→ Exercise description:
Gather every line of the records below that contains the word "List", and copy each one.

→ Records provided:
::::::::

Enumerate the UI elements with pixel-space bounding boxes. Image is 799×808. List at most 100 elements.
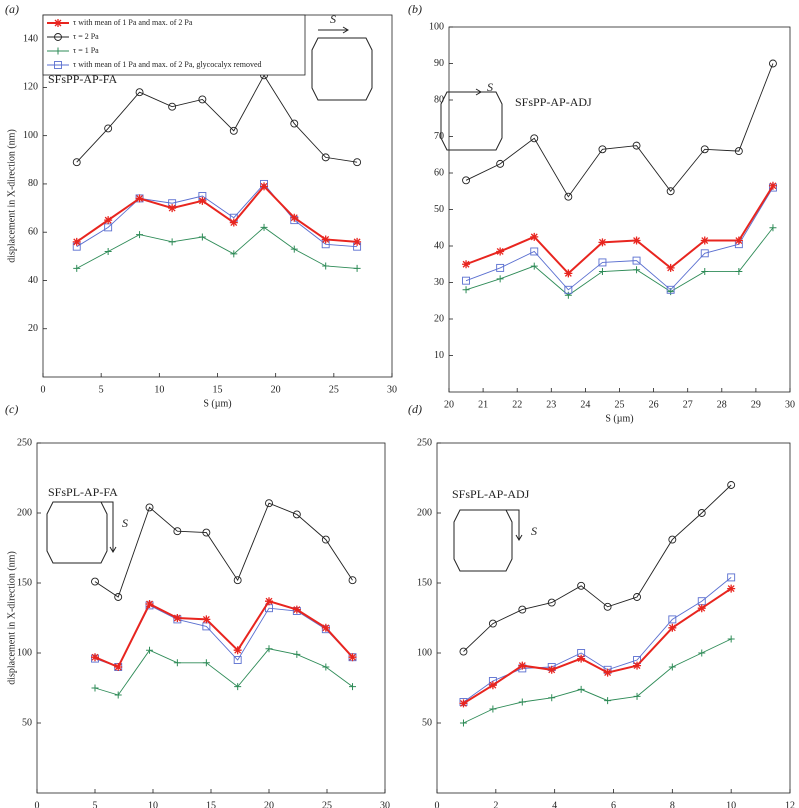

::::::::

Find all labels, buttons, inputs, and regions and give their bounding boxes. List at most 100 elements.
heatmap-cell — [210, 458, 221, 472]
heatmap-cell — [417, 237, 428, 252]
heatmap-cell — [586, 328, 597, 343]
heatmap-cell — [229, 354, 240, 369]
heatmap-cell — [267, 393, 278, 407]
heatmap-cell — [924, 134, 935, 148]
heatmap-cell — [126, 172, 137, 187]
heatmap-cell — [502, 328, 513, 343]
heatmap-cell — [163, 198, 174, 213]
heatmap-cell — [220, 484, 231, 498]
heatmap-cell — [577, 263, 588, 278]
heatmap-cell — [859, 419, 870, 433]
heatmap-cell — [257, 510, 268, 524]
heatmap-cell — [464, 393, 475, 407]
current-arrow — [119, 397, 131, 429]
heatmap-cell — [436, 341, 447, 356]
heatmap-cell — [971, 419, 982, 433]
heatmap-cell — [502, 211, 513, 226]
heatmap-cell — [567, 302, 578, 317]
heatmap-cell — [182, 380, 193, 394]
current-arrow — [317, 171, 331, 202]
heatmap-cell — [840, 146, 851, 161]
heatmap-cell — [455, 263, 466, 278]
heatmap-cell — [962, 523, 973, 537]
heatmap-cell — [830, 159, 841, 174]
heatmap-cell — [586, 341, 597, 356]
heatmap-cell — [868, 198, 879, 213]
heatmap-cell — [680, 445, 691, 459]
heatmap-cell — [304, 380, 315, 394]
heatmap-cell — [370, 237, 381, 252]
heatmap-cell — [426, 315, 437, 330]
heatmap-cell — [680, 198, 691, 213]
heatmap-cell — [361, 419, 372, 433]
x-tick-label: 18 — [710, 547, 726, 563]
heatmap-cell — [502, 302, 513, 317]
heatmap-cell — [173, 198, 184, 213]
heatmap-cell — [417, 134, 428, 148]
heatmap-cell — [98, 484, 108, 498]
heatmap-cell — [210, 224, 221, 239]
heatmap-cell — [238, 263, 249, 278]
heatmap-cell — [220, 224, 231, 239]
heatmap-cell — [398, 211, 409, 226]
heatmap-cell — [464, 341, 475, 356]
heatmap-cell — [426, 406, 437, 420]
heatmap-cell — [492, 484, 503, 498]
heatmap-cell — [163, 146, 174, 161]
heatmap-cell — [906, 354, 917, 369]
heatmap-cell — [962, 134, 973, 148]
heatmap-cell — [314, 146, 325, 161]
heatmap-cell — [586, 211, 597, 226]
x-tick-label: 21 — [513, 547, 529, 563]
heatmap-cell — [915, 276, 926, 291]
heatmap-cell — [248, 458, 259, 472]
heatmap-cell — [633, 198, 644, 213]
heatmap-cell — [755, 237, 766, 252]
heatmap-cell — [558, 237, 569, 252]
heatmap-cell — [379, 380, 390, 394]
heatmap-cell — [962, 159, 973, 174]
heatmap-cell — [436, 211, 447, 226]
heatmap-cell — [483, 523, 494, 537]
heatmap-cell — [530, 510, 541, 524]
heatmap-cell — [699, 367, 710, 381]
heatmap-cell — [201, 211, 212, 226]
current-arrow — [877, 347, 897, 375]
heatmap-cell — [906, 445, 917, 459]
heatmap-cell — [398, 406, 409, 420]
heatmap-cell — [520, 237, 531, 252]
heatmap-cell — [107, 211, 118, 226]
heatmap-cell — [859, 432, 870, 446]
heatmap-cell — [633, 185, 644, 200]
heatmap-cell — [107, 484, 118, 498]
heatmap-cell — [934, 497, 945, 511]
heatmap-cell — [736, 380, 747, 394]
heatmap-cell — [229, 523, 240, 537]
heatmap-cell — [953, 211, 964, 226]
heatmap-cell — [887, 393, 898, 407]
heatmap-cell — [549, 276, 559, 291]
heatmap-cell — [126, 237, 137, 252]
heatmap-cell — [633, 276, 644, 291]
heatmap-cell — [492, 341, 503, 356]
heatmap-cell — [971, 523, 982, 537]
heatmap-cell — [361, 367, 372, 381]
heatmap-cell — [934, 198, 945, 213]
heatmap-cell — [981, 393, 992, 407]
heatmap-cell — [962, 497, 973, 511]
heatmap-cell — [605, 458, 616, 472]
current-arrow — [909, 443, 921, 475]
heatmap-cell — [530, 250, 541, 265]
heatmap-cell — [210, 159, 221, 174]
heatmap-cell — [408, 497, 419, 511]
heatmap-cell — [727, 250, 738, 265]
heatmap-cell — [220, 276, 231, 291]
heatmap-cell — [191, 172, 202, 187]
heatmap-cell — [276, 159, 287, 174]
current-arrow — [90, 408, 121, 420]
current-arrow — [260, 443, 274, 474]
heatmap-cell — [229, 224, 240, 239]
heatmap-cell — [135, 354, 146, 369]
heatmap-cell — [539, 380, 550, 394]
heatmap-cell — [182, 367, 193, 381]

::::::::

→ Exercise answer:
Enumerate the UI elements with pixel-space bounding boxes. Image is 799×808. List at most 100 elements.
Find all labels, buttons, inputs, and regions and give their bounding boxes. List at most 100 elements.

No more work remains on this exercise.